** Start of The input **

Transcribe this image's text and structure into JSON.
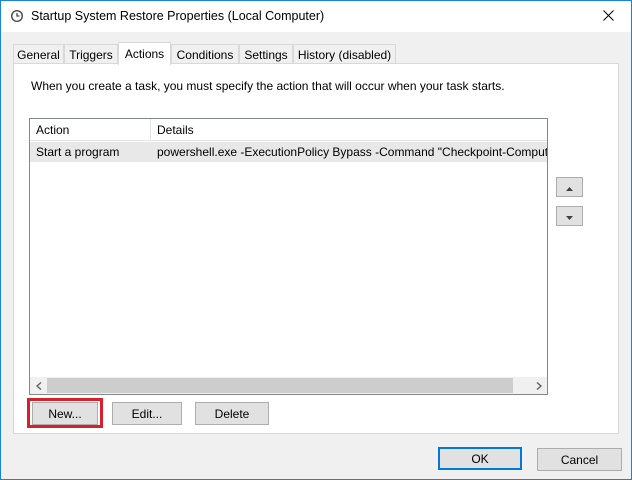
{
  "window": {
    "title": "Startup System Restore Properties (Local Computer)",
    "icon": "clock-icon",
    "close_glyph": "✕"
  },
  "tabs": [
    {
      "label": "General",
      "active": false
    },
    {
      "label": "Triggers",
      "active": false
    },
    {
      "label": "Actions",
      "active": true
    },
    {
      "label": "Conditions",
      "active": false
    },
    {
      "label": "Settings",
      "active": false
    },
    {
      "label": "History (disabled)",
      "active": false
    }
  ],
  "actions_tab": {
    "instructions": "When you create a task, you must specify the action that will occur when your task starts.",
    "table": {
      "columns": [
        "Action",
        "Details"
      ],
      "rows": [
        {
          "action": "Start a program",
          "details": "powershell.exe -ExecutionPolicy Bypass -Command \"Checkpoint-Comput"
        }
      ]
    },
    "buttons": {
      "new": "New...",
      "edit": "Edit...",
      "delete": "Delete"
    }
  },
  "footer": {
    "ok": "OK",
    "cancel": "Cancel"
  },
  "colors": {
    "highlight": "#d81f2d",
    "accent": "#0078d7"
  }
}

** End of The input **
** Start of The input **

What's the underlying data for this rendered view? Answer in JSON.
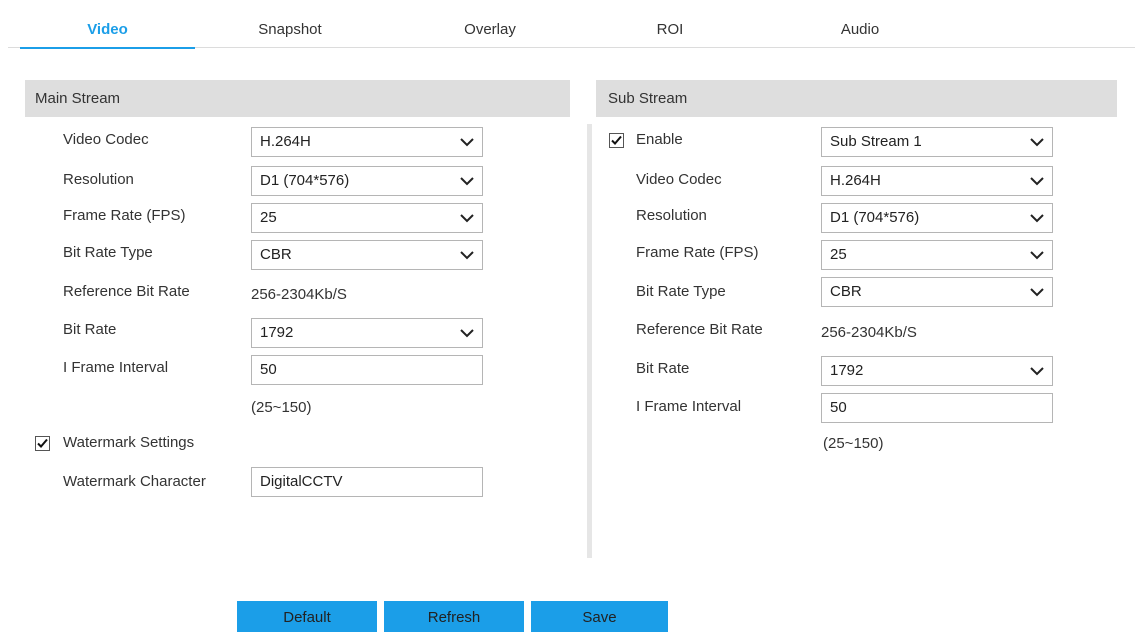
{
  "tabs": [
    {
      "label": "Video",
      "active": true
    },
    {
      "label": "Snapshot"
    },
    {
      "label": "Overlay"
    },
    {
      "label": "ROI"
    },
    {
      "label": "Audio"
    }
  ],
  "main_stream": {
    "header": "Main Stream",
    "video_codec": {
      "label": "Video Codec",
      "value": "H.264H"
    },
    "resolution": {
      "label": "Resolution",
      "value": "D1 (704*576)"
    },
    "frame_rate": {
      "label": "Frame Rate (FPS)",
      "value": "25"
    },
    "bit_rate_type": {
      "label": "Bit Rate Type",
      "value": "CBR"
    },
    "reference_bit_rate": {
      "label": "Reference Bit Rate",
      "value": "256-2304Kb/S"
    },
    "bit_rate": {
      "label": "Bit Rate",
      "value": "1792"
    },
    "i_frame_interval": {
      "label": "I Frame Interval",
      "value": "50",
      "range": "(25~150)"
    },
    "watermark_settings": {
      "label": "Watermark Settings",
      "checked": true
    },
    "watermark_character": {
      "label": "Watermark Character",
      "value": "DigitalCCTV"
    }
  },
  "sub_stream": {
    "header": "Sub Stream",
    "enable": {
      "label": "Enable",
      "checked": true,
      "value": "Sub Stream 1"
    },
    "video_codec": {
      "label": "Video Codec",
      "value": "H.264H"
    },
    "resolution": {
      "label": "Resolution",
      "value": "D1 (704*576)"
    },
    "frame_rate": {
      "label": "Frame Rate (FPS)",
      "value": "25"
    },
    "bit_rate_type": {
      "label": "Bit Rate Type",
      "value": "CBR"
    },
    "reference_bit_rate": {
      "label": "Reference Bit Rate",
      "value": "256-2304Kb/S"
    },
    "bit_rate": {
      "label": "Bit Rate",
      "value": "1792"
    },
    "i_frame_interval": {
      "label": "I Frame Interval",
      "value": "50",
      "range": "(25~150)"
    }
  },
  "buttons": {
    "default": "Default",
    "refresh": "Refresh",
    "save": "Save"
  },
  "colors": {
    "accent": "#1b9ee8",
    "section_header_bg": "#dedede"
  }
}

** End of The input **

* **Task description**: From the entries above, collect every line with the string "true" in it.

* **Exercise solution**:
      "active": true
      "active": true
      "checked": true
      "checked": true,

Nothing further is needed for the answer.